▶ _Input data_:
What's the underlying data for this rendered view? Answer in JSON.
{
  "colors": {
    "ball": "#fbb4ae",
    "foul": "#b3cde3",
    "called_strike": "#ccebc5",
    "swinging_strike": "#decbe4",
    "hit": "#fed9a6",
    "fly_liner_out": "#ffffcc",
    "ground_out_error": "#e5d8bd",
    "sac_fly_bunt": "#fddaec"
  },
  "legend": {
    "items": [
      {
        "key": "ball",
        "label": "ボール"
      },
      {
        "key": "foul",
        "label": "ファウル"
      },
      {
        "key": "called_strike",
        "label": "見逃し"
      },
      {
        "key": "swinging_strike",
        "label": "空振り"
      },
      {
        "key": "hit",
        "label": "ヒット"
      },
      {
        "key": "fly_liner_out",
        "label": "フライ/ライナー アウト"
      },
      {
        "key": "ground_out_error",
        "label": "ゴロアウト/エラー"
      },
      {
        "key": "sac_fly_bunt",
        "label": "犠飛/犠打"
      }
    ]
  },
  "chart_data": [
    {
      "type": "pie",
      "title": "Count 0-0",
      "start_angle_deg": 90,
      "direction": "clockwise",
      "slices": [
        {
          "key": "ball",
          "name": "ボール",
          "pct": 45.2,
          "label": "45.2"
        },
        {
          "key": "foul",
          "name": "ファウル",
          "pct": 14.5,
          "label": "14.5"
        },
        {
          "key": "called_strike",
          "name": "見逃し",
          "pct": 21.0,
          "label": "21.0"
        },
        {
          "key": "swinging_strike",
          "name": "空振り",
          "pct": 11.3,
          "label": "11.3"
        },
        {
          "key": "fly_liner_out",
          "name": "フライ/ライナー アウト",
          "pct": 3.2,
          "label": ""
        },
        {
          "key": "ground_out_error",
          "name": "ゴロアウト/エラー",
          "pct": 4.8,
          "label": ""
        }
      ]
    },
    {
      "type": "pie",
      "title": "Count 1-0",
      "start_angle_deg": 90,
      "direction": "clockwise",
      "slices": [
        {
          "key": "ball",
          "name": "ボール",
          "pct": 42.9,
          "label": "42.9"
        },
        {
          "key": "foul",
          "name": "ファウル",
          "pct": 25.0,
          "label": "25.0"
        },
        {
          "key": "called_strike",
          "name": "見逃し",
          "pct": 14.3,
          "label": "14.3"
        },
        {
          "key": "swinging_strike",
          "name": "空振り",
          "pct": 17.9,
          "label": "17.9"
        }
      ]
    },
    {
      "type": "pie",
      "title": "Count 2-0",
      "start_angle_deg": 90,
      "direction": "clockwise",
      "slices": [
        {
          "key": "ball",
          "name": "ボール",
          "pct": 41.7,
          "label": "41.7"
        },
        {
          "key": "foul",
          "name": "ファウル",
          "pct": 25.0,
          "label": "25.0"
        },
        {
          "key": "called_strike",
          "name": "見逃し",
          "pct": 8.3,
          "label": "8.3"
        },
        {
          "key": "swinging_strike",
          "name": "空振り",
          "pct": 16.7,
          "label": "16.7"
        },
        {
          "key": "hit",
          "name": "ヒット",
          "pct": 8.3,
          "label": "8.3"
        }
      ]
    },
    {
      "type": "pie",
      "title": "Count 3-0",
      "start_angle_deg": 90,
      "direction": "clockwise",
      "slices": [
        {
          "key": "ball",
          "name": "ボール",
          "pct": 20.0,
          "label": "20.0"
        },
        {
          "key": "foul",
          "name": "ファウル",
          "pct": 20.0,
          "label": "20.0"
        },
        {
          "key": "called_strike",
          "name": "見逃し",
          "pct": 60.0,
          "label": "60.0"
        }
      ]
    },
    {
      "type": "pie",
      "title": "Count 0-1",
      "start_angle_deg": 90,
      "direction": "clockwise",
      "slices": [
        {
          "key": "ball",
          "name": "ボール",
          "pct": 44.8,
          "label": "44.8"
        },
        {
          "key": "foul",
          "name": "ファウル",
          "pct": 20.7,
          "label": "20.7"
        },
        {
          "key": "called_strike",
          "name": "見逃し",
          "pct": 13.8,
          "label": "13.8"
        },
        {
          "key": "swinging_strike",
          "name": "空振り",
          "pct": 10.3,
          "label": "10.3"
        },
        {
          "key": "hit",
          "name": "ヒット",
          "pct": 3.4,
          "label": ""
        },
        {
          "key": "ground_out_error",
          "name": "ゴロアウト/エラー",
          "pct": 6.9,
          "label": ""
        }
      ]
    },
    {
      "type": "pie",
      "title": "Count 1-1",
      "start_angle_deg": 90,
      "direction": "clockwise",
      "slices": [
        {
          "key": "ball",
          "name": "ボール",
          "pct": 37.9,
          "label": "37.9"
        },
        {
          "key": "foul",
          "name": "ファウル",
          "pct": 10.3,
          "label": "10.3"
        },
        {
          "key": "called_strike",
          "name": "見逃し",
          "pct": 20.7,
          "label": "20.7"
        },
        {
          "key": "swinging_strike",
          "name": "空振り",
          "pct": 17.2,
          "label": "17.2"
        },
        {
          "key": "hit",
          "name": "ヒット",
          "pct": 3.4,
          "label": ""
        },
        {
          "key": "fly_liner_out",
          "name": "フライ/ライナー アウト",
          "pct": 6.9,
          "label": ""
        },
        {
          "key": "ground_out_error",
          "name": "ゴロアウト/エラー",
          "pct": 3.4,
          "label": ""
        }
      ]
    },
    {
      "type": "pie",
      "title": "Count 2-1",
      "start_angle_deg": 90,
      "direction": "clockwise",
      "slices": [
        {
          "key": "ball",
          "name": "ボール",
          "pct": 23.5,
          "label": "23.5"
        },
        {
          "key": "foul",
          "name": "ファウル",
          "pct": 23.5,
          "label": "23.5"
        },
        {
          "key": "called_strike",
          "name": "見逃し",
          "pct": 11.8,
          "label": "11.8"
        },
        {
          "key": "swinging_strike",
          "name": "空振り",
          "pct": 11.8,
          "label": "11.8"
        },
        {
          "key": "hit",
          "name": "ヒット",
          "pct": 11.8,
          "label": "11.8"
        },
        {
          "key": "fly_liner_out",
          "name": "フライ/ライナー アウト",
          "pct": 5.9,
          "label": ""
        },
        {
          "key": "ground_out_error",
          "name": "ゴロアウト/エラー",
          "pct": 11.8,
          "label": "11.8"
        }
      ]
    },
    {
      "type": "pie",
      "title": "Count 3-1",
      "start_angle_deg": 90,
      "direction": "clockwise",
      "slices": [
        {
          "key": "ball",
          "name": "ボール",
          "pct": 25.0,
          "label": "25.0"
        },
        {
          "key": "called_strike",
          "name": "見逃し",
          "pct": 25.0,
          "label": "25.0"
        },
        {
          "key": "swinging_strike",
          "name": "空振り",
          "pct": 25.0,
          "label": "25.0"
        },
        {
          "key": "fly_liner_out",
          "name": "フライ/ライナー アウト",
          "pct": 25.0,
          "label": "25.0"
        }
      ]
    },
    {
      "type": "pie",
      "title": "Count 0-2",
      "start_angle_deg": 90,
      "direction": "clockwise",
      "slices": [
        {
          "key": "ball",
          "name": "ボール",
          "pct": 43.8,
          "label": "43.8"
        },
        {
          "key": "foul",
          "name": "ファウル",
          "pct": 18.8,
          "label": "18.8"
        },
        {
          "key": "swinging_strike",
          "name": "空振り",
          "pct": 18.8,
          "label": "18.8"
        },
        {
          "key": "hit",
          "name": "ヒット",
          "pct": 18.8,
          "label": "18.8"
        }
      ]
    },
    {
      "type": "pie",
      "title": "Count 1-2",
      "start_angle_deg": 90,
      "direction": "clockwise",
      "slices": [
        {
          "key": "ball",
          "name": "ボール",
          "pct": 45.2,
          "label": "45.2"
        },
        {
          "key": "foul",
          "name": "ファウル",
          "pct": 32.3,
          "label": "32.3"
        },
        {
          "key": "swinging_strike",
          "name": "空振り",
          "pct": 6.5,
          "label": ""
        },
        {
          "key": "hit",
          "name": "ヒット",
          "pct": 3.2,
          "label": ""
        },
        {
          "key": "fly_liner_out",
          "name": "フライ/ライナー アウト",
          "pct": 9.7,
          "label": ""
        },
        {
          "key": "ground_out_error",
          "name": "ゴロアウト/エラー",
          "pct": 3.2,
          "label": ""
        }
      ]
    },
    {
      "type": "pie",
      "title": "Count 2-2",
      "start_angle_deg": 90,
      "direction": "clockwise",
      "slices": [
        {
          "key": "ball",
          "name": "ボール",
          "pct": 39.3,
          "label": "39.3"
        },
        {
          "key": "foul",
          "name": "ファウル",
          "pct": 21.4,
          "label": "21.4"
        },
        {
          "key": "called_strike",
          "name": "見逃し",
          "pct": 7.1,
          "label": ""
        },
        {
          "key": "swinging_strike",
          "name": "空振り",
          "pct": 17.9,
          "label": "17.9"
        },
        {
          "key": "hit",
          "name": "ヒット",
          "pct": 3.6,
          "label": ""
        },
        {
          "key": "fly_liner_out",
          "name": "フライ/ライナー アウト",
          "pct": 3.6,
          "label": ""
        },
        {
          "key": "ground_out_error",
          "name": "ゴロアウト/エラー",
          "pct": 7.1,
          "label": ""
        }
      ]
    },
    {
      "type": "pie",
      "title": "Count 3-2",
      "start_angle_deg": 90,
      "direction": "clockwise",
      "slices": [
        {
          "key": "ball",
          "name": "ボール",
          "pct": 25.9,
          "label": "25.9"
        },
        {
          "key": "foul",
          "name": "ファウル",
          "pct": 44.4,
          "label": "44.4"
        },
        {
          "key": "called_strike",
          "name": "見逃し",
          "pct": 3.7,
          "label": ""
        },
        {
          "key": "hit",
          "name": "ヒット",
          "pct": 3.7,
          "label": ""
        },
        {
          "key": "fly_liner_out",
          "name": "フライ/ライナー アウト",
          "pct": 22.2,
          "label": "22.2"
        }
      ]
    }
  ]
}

▶ _Work to complete_: From the entries above, return each line with the word "Count" in it.

▶ _Final result_:
      "title": "Count 0-0",
      "title": "Count 1-0",
      "title": "Count 2-0",
      "title": "Count 3-0",
      "title": "Count 0-1",
      "title": "Count 1-1",
      "title": "Count 2-1",
      "title": "Count 3-1",
      "title": "Count 0-2",
      "title": "Count 1-2",
      "title": "Count 2-2",
      "title": "Count 3-2",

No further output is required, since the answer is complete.